THE TASK: Copy out all lines that carry the word "text".

Saved data entries:
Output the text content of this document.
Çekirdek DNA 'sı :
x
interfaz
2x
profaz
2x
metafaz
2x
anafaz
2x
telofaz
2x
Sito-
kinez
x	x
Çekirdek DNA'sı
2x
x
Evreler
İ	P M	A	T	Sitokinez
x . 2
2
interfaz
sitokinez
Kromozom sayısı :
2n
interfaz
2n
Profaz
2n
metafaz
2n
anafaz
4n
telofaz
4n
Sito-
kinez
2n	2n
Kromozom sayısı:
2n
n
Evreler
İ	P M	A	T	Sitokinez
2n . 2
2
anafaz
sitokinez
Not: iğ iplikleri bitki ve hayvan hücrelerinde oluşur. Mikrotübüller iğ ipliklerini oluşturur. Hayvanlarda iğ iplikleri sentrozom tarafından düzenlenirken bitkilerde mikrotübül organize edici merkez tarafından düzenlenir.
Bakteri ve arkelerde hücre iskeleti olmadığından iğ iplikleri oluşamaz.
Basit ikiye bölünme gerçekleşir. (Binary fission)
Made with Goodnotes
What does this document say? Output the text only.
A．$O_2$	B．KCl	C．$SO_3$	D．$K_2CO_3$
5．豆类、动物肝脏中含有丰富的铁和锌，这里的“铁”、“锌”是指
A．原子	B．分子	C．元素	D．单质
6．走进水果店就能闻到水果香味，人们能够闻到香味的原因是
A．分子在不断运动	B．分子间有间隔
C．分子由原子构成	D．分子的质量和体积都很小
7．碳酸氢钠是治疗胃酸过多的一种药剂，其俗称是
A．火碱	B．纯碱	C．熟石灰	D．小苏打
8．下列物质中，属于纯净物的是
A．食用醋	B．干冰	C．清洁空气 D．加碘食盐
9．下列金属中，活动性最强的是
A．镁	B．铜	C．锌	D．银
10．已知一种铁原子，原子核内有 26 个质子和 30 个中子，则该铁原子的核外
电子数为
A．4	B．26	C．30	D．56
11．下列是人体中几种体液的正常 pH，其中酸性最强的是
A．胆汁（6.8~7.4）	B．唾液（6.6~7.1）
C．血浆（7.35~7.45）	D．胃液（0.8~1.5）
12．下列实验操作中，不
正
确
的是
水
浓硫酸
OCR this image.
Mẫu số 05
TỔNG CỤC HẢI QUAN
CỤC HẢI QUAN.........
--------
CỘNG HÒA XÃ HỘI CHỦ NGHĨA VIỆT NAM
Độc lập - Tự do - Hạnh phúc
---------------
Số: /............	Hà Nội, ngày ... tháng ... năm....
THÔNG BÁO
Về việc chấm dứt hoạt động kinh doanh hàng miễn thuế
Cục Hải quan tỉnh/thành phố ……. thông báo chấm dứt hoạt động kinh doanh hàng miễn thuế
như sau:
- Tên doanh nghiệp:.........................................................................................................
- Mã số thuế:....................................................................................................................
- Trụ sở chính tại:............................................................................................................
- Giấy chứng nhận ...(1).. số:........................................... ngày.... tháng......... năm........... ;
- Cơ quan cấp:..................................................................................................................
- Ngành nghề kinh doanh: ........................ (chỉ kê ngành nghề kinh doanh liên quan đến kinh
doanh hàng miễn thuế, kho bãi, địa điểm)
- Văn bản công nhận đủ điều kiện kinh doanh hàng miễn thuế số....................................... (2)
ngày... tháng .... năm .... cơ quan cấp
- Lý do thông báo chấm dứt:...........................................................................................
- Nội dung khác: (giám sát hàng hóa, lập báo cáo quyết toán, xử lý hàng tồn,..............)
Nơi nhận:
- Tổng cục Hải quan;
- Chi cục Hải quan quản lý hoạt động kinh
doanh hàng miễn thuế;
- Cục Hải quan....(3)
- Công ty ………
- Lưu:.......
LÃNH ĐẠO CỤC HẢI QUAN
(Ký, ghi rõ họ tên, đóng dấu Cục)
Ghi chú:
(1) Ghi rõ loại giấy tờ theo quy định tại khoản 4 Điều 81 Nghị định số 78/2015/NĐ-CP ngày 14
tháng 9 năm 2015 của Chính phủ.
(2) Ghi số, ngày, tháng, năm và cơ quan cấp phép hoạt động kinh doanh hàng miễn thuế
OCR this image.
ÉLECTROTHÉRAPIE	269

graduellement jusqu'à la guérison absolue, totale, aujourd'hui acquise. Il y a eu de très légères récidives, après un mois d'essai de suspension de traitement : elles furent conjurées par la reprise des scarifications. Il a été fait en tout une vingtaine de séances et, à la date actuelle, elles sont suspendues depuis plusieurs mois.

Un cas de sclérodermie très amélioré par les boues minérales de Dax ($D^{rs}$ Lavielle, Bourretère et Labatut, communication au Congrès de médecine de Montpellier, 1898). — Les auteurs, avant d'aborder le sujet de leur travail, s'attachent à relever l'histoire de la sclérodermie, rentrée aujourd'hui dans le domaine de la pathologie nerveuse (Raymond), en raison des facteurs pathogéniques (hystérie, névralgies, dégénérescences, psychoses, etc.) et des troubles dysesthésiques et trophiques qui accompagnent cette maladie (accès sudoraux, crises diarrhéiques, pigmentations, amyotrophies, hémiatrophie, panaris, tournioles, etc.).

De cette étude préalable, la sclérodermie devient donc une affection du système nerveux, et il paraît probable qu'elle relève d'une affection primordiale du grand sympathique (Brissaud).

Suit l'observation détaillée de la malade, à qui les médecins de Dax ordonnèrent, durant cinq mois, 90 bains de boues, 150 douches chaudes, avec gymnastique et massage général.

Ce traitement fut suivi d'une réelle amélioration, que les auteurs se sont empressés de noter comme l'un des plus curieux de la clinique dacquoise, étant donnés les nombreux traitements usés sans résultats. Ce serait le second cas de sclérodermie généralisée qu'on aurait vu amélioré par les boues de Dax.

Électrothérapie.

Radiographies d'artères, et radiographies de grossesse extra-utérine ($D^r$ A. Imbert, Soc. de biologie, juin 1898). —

EXERCISE ANSWER:
Output the text content of this document.
What does this document say? Output the text only.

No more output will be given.